● Your task
Reproduce the whole listing, character for character.

● Data shown
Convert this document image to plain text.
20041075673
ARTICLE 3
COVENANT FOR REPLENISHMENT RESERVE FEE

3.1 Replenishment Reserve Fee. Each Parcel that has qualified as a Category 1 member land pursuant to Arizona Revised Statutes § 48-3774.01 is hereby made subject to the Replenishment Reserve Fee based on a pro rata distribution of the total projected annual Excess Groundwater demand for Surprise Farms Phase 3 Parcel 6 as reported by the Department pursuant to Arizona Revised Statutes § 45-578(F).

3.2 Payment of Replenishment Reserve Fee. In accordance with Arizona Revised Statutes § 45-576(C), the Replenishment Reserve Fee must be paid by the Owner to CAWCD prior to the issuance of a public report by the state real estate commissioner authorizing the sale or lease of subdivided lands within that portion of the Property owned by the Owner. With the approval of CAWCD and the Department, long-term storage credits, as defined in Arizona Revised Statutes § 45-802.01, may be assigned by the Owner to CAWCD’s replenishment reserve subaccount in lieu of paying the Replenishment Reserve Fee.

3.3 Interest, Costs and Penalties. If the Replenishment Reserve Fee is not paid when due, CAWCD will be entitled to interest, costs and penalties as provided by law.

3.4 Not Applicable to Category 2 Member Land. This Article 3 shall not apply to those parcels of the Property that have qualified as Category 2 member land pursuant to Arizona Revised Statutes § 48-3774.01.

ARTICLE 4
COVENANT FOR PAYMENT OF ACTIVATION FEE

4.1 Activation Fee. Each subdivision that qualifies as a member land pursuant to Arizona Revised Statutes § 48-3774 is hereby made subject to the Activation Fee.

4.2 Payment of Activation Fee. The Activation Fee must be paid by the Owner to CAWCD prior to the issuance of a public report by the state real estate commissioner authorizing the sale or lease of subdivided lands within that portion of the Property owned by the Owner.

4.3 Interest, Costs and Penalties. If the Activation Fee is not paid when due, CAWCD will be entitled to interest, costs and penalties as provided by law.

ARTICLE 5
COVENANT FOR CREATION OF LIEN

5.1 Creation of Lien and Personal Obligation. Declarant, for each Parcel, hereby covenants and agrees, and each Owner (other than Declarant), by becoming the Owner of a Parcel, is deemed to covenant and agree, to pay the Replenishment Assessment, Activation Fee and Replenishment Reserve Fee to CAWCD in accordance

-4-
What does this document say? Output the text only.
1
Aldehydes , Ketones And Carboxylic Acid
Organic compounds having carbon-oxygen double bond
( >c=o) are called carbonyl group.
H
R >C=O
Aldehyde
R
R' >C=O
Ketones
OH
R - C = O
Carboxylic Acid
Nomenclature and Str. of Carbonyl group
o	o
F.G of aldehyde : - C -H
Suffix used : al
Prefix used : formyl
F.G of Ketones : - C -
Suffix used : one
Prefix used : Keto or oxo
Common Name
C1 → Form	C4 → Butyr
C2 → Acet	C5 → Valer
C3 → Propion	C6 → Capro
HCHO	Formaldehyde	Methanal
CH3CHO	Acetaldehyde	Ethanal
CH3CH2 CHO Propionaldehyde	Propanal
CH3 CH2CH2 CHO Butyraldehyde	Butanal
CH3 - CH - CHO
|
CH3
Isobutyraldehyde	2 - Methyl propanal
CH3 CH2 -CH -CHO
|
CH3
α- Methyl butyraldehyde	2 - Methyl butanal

● Task solution
Convert this document image to plain text.
20041075673
ARTICLE 3
COVENANT FOR REPLENISHMENT RESERVE FEE

3.1 Replenishment Reserve Fee. Each Parcel that has qualified as a Category 1 member land pursuant to Arizona Revised Statutes § 48-3774.01 is hereby made subject to the Replenishment Reserve Fee based on a pro rata distribution of the total projected annual Excess Groundwater demand for Surprise Farms Phase 3 Parcel 6 as reported by the Department pursuant to Arizona Revised Statutes § 45-578(F).

3.2 Payment of Replenishment Reserve Fee. In accordance with Arizona Revised Statutes § 45-576(C), the Replenishment Reserve Fee must be paid by the Owner to CAWCD prior to the issuance of a public report by the state real estate commissioner authorizing the sale or lease of subdivided lands within that portion of the Property owned by the Owner. With the approval of CAWCD and the Department, long-term storage credits, as defined in Arizona Revised Statutes § 45-802.01, may be assigned by the Owner to CAWCD’s replenishment reserve subaccount in lieu of paying the Replenishment Reserve Fee.

3.3 Interest, Costs and Penalties. If the Replenishment Reserve Fee is not paid when due, CAWCD will be entitled to interest, costs and penalties as provided by law.

3.4 Not Applicable to Category 2 Member Land. This Article 3 shall not apply to those parcels of the Property that have qualified as Category 2 member land pursuant to Arizona Revised Statutes § 48-3774.01.

ARTICLE 4
COVENANT FOR PAYMENT OF ACTIVATION FEE

4.1 Activation Fee. Each subdivision that qualifies as a member land pursuant to Arizona Revised Statutes § 48-3774 is hereby made subject to the Activation Fee.

4.2 Payment of Activation Fee. The Activation Fee must be paid by the Owner to CAWCD prior to the issuance of a public report by the state real estate commissioner authorizing the sale or lease of subdivided lands within that portion of the Property owned by the Owner.

4.3 Interest, Costs and Penalties. If the Activation Fee is not paid when due, CAWCD will be entitled to interest, costs and penalties as provided by law.

ARTICLE 5
COVENANT FOR CREATION OF LIEN

5.1 Creation of Lien and Personal Obligation. Declarant, for each Parcel, hereby covenants and agrees, and each Owner (other than Declarant), by becoming the Owner of a Parcel, is deemed to covenant and agree, to pay the Replenishment Assessment, Activation Fee and Replenishment Reserve Fee to CAWCD in accordance

-4-
What does this document say? Output the text only.
1
Aldehydes , Ketones And Carboxylic Acid
Organic compounds having carbon-oxygen double bond
( >c=o) are called carbonyl group.
H
R >C=O
Aldehyde
R
R' >C=O
Ketones
OH
R - C = O
Carboxylic Acid
Nomenclature and Str. of Carbonyl group
o	o
F.G of aldehyde : - C -H
Suffix used : al
Prefix used : formyl
F.G of Ketones : - C -
Suffix used : one
Prefix used : Keto or oxo
Common Name
C1 → Form	C4 → Butyr
C2 → Acet	C5 → Valer
C3 → Propion	C6 → Capro
HCHO	Formaldehyde	Methanal
CH3CHO	Acetaldehyde	Ethanal
CH3CH2 CHO Propionaldehyde	Propanal
CH3 CH2CH2 CHO Butyraldehyde	Butanal
CH3 - CH - CHO
|
CH3
Isobutyraldehyde	2 - Methyl propanal
CH3 CH2 -CH -CHO
|
CH3
α- Methyl butyraldehyde	2 - Methyl butanal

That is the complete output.